-- BEGIN Entries shown --

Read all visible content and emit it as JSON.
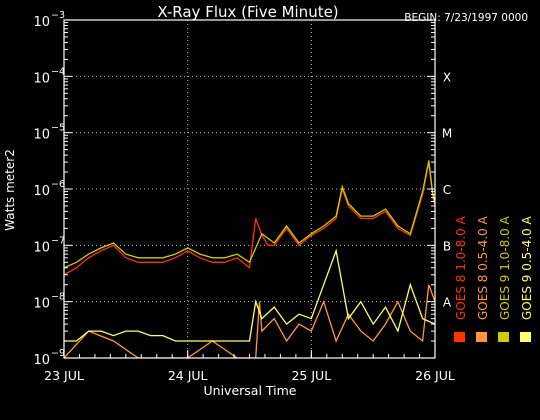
{
  "chart_data": {
    "type": "line",
    "title": "X-Ray Flux (Five Minute)",
    "begin_label": "BEGIN: 7/23/1997 0000",
    "ylabel": "Watts meter2",
    "xlabel": "Universal Time",
    "yscale": "log",
    "ylim": [
      1e-09,
      0.001
    ],
    "xlim_days": [
      0,
      3
    ],
    "y_ticks": [
      {
        "base": "10",
        "exp": "−3",
        "value": 0.001
      },
      {
        "base": "10",
        "exp": "−4",
        "value": 0.0001
      },
      {
        "base": "10",
        "exp": "−5",
        "value": 1e-05
      },
      {
        "base": "10",
        "exp": "−6",
        "value": 1e-06
      },
      {
        "base": "10",
        "exp": "−7",
        "value": 1e-07
      },
      {
        "base": "10",
        "exp": "−8",
        "value": 1e-08
      },
      {
        "base": "10",
        "exp": "−9",
        "value": 1e-09
      }
    ],
    "x_ticks": [
      {
        "label": "23 JUL",
        "day": 0
      },
      {
        "label": "24 JUL",
        "day": 1
      },
      {
        "label": "25 JUL",
        "day": 2
      },
      {
        "label": "26 JUL",
        "day": 3
      }
    ],
    "flare_classes": [
      {
        "label": "X",
        "value": 0.0001
      },
      {
        "label": "M",
        "value": 1e-05
      },
      {
        "label": "C",
        "value": 1e-06
      },
      {
        "label": "B",
        "value": 1e-07
      },
      {
        "label": "A",
        "value": 1e-08
      }
    ],
    "legend_placement": "right, vertical",
    "series": [
      {
        "name": "GOES 8 1.0-8.0 A",
        "color": "#ff3300",
        "x_days": [
          0,
          0.1,
          0.2,
          0.3,
          0.4,
          0.5,
          0.6,
          0.7,
          0.8,
          0.9,
          1.0,
          1.1,
          1.2,
          1.3,
          1.4,
          1.5,
          1.55,
          1.6,
          1.65,
          1.7,
          1.8,
          1.9,
          2.0,
          2.1,
          2.2,
          2.25,
          2.3,
          2.4,
          2.5,
          2.6,
          2.7,
          2.8,
          2.9,
          2.95,
          2.98,
          3.0
        ],
        "values": [
          3e-08,
          4e-08,
          6e-08,
          8e-08,
          1e-07,
          6e-08,
          5e-08,
          5e-08,
          5e-08,
          6e-08,
          8e-08,
          6e-08,
          5e-08,
          5e-08,
          6e-08,
          4e-08,
          3e-07,
          1.5e-07,
          1e-07,
          1e-07,
          2e-07,
          1e-07,
          1.5e-07,
          2e-07,
          3e-07,
          1e-06,
          5e-07,
          3e-07,
          3e-07,
          4e-07,
          2e-07,
          1.5e-07,
          8e-07,
          3e-06,
          8e-07,
          5e-07
        ]
      },
      {
        "name": "GOES 8 0.5-4.0 A",
        "color": "#ff9933",
        "x_days": [
          0,
          0.2,
          0.4,
          0.6,
          0.8,
          1.0,
          1.2,
          1.4,
          1.55,
          1.58,
          1.6,
          1.7,
          1.8,
          1.9,
          2.0,
          2.1,
          2.2,
          2.3,
          2.4,
          2.5,
          2.6,
          2.7,
          2.8,
          2.9,
          2.95,
          3.0
        ],
        "values": [
          1e-09,
          3e-09,
          2e-09,
          1e-09,
          1e-09,
          1e-09,
          2e-09,
          1e-09,
          1e-09,
          1e-08,
          3e-09,
          5e-09,
          2e-09,
          4e-09,
          3e-09,
          1e-08,
          2e-09,
          6e-09,
          3e-09,
          2e-09,
          4e-09,
          1e-08,
          3e-09,
          2e-09,
          2e-08,
          1e-08
        ]
      },
      {
        "name": "GOES 9 1.0-8.0 A",
        "color": "#cccc00",
        "x_days": [
          0,
          0.1,
          0.2,
          0.3,
          0.4,
          0.5,
          0.6,
          0.7,
          0.8,
          0.9,
          1.0,
          1.1,
          1.2,
          1.3,
          1.4,
          1.5,
          1.6,
          1.7,
          1.8,
          1.9,
          2.0,
          2.1,
          2.2,
          2.25,
          2.3,
          2.4,
          2.5,
          2.6,
          2.7,
          2.8,
          2.9,
          2.95,
          2.98,
          3.0
        ],
        "values": [
          4e-08,
          5e-08,
          7e-08,
          9e-08,
          1.1e-07,
          7e-08,
          6e-08,
          6e-08,
          6e-08,
          7e-08,
          9e-08,
          7e-08,
          6e-08,
          6e-08,
          7e-08,
          5e-08,
          1.6e-07,
          1.1e-07,
          2.2e-07,
          1.1e-07,
          1.6e-07,
          2.2e-07,
          3.3e-07,
          1.1e-06,
          5.5e-07,
          3.3e-07,
          3.3e-07,
          4.4e-07,
          2.2e-07,
          1.6e-07,
          9e-07,
          3.2e-06,
          9e-07,
          5.5e-07
        ]
      },
      {
        "name": "GOES 9 0.5-4.0 A",
        "color": "#ffff66",
        "x_days": [
          0,
          0.1,
          0.2,
          0.3,
          0.4,
          0.5,
          0.6,
          0.7,
          0.8,
          0.9,
          1.0,
          1.1,
          1.2,
          1.3,
          1.4,
          1.5,
          1.55,
          1.6,
          1.7,
          1.8,
          1.9,
          2.0,
          2.1,
          2.2,
          2.25,
          2.3,
          2.4,
          2.5,
          2.6,
          2.7,
          2.8,
          2.9,
          3.0
        ],
        "values": [
          2e-09,
          2e-09,
          3e-09,
          3e-09,
          2.5e-09,
          3e-09,
          3e-09,
          2.5e-09,
          2.5e-09,
          2e-09,
          2e-09,
          2e-09,
          2e-09,
          2e-09,
          2e-09,
          2e-09,
          1e-08,
          5e-09,
          8e-09,
          4e-09,
          6e-09,
          5e-09,
          2e-08,
          8e-08,
          2e-08,
          5e-09,
          1e-08,
          4e-09,
          8e-09,
          3e-09,
          2e-08,
          5e-09,
          4e-09
        ]
      }
    ]
  }
}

-- END Entries shown --

Nothing in the entries should change as you copy them, except that the pictures are left out.

Read all visible content and emit it as JSON.
{
  "chart_data": {
    "type": "line",
    "title": "X-Ray Flux (Five Minute)",
    "begin_label": "BEGIN: 7/23/1997 0000",
    "ylabel": "Watts meter2",
    "xlabel": "Universal Time",
    "yscale": "log",
    "ylim": [
      1e-09,
      0.001
    ],
    "xlim_days": [
      0,
      3
    ],
    "y_ticks": [
      {
        "base": "10",
        "exp": "−3",
        "value": 0.001
      },
      {
        "base": "10",
        "exp": "−4",
        "value": 0.0001
      },
      {
        "base": "10",
        "exp": "−5",
        "value": 1e-05
      },
      {
        "base": "10",
        "exp": "−6",
        "value": 1e-06
      },
      {
        "base": "10",
        "exp": "−7",
        "value": 1e-07
      },
      {
        "base": "10",
        "exp": "−8",
        "value": 1e-08
      },
      {
        "base": "10",
        "exp": "−9",
        "value": 1e-09
      }
    ],
    "x_ticks": [
      {
        "label": "23 JUL",
        "day": 0
      },
      {
        "label": "24 JUL",
        "day": 1
      },
      {
        "label": "25 JUL",
        "day": 2
      },
      {
        "label": "26 JUL",
        "day": 3
      }
    ],
    "flare_classes": [
      {
        "label": "X",
        "value": 0.0001
      },
      {
        "label": "M",
        "value": 1e-05
      },
      {
        "label": "C",
        "value": 1e-06
      },
      {
        "label": "B",
        "value": 1e-07
      },
      {
        "label": "A",
        "value": 1e-08
      }
    ],
    "legend_placement": "right, vertical",
    "series": [
      {
        "name": "GOES 8 1.0-8.0 A",
        "color": "#ff3300",
        "x_days": [
          0,
          0.1,
          0.2,
          0.3,
          0.4,
          0.5,
          0.6,
          0.7,
          0.8,
          0.9,
          1.0,
          1.1,
          1.2,
          1.3,
          1.4,
          1.5,
          1.55,
          1.6,
          1.65,
          1.7,
          1.8,
          1.9,
          2.0,
          2.1,
          2.2,
          2.25,
          2.3,
          2.4,
          2.5,
          2.6,
          2.7,
          2.8,
          2.9,
          2.95,
          2.98,
          3.0
        ],
        "values": [
          3e-08,
          4e-08,
          6e-08,
          8e-08,
          1e-07,
          6e-08,
          5e-08,
          5e-08,
          5e-08,
          6e-08,
          8e-08,
          6e-08,
          5e-08,
          5e-08,
          6e-08,
          4e-08,
          3e-07,
          1.5e-07,
          1e-07,
          1e-07,
          2e-07,
          1e-07,
          1.5e-07,
          2e-07,
          3e-07,
          1e-06,
          5e-07,
          3e-07,
          3e-07,
          4e-07,
          2e-07,
          1.5e-07,
          8e-07,
          3e-06,
          8e-07,
          5e-07
        ]
      },
      {
        "name": "GOES 8 0.5-4.0 A",
        "color": "#ff9933",
        "x_days": [
          0,
          0.2,
          0.4,
          0.6,
          0.8,
          1.0,
          1.2,
          1.4,
          1.55,
          1.58,
          1.6,
          1.7,
          1.8,
          1.9,
          2.0,
          2.1,
          2.2,
          2.3,
          2.4,
          2.5,
          2.6,
          2.7,
          2.8,
          2.9,
          2.95,
          3.0
        ],
        "values": [
          1e-09,
          3e-09,
          2e-09,
          1e-09,
          1e-09,
          1e-09,
          2e-09,
          1e-09,
          1e-09,
          1e-08,
          3e-09,
          5e-09,
          2e-09,
          4e-09,
          3e-09,
          1e-08,
          2e-09,
          6e-09,
          3e-09,
          2e-09,
          4e-09,
          1e-08,
          3e-09,
          2e-09,
          2e-08,
          1e-08
        ]
      },
      {
        "name": "GOES 9 1.0-8.0 A",
        "color": "#cccc00",
        "x_days": [
          0,
          0.1,
          0.2,
          0.3,
          0.4,
          0.5,
          0.6,
          0.7,
          0.8,
          0.9,
          1.0,
          1.1,
          1.2,
          1.3,
          1.4,
          1.5,
          1.6,
          1.7,
          1.8,
          1.9,
          2.0,
          2.1,
          2.2,
          2.25,
          2.3,
          2.4,
          2.5,
          2.6,
          2.7,
          2.8,
          2.9,
          2.95,
          2.98,
          3.0
        ],
        "values": [
          4e-08,
          5e-08,
          7e-08,
          9e-08,
          1.1e-07,
          7e-08,
          6e-08,
          6e-08,
          6e-08,
          7e-08,
          9e-08,
          7e-08,
          6e-08,
          6e-08,
          7e-08,
          5e-08,
          1.6e-07,
          1.1e-07,
          2.2e-07,
          1.1e-07,
          1.6e-07,
          2.2e-07,
          3.3e-07,
          1.1e-06,
          5.5e-07,
          3.3e-07,
          3.3e-07,
          4.4e-07,
          2.2e-07,
          1.6e-07,
          9e-07,
          3.2e-06,
          9e-07,
          5.5e-07
        ]
      },
      {
        "name": "GOES 9 0.5-4.0 A",
        "color": "#ffff66",
        "x_days": [
          0,
          0.1,
          0.2,
          0.3,
          0.4,
          0.5,
          0.6,
          0.7,
          0.8,
          0.9,
          1.0,
          1.1,
          1.2,
          1.3,
          1.4,
          1.5,
          1.55,
          1.6,
          1.7,
          1.8,
          1.9,
          2.0,
          2.1,
          2.2,
          2.25,
          2.3,
          2.4,
          2.5,
          2.6,
          2.7,
          2.8,
          2.9,
          3.0
        ],
        "values": [
          2e-09,
          2e-09,
          3e-09,
          3e-09,
          2.5e-09,
          3e-09,
          3e-09,
          2.5e-09,
          2.5e-09,
          2e-09,
          2e-09,
          2e-09,
          2e-09,
          2e-09,
          2e-09,
          2e-09,
          1e-08,
          5e-09,
          8e-09,
          4e-09,
          6e-09,
          5e-09,
          2e-08,
          8e-08,
          2e-08,
          5e-09,
          1e-08,
          4e-09,
          8e-09,
          3e-09,
          2e-08,
          5e-09,
          4e-09
        ]
      }
    ]
  }
}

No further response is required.